> INSTRUCTIONS FOR THE TASK: Make an exact copy of the entries below.

> DATASET:
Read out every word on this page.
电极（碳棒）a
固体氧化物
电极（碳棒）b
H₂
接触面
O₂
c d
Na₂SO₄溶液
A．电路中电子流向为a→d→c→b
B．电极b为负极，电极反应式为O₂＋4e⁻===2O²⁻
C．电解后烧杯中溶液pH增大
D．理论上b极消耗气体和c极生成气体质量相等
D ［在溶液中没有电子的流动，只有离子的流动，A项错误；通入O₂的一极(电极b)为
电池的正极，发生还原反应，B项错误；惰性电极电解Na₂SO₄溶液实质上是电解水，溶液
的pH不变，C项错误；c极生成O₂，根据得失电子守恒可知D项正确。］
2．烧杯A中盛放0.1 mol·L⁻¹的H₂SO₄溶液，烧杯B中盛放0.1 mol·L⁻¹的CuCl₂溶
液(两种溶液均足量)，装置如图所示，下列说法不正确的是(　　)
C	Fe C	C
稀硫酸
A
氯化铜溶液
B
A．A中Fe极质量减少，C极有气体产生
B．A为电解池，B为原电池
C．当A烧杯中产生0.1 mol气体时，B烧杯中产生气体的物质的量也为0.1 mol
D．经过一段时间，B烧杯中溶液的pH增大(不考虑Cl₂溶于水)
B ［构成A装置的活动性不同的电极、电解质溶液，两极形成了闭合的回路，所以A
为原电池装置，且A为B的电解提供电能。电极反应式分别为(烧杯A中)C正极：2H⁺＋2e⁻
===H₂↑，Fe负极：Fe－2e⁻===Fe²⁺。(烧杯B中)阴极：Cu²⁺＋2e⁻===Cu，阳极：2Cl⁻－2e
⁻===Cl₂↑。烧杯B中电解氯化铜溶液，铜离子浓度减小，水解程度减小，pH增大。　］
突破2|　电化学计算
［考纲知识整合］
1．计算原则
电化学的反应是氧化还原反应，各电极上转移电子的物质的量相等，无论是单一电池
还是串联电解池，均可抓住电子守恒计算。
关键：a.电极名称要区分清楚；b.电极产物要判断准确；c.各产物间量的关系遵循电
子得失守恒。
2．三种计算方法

> RESPONSE:
Read out every word on this page.
电极（碳棒）a
固体氧化物
电极（碳棒）b
H₂
接触面
O₂
c d
Na₂SO₄溶液
A．电路中电子流向为a→d→c→b
B．电极b为负极，电极反应式为O₂＋4e⁻===2O²⁻
C．电解后烧杯中溶液pH增大
D．理论上b极消耗气体和c极生成气体质量相等
D ［在溶液中没有电子的流动，只有离子的流动，A项错误；通入O₂的一极(电极b)为
电池的正极，发生还原反应，B项错误；惰性电极电解Na₂SO₄溶液实质上是电解水，溶液
的pH不变，C项错误；c极生成O₂，根据得失电子守恒可知D项正确。］
2．烧杯A中盛放0.1 mol·L⁻¹的H₂SO₄溶液，烧杯B中盛放0.1 mol·L⁻¹的CuCl₂溶
液(两种溶液均足量)，装置如图所示，下列说法不正确的是(　　)
C	Fe C	C
稀硫酸
A
氯化铜溶液
B
A．A中Fe极质量减少，C极有气体产生
B．A为电解池，B为原电池
C．当A烧杯中产生0.1 mol气体时，B烧杯中产生气体的物质的量也为0.1 mol
D．经过一段时间，B烧杯中溶液的pH增大(不考虑Cl₂溶于水)
B ［构成A装置的活动性不同的电极、电解质溶液，两极形成了闭合的回路，所以A
为原电池装置，且A为B的电解提供电能。电极反应式分别为(烧杯A中)C正极：2H⁺＋2e⁻
===H₂↑，Fe负极：Fe－2e⁻===Fe²⁺。(烧杯B中)阴极：Cu²⁺＋2e⁻===Cu，阳极：2Cl⁻－2e
⁻===Cl₂↑。烧杯B中电解氯化铜溶液，铜离子浓度减小，水解程度减小，pH增大。　］
突破2|　电化学计算
［考纲知识整合］
1．计算原则
电化学的反应是氧化还原反应，各电极上转移电子的物质的量相等，无论是单一电池
还是串联电解池，均可抓住电子守恒计算。
关键：a.电极名称要区分清楚；b.电极产物要判断准确；c.各产物间量的关系遵循电
子得失守恒。
2．三种计算方法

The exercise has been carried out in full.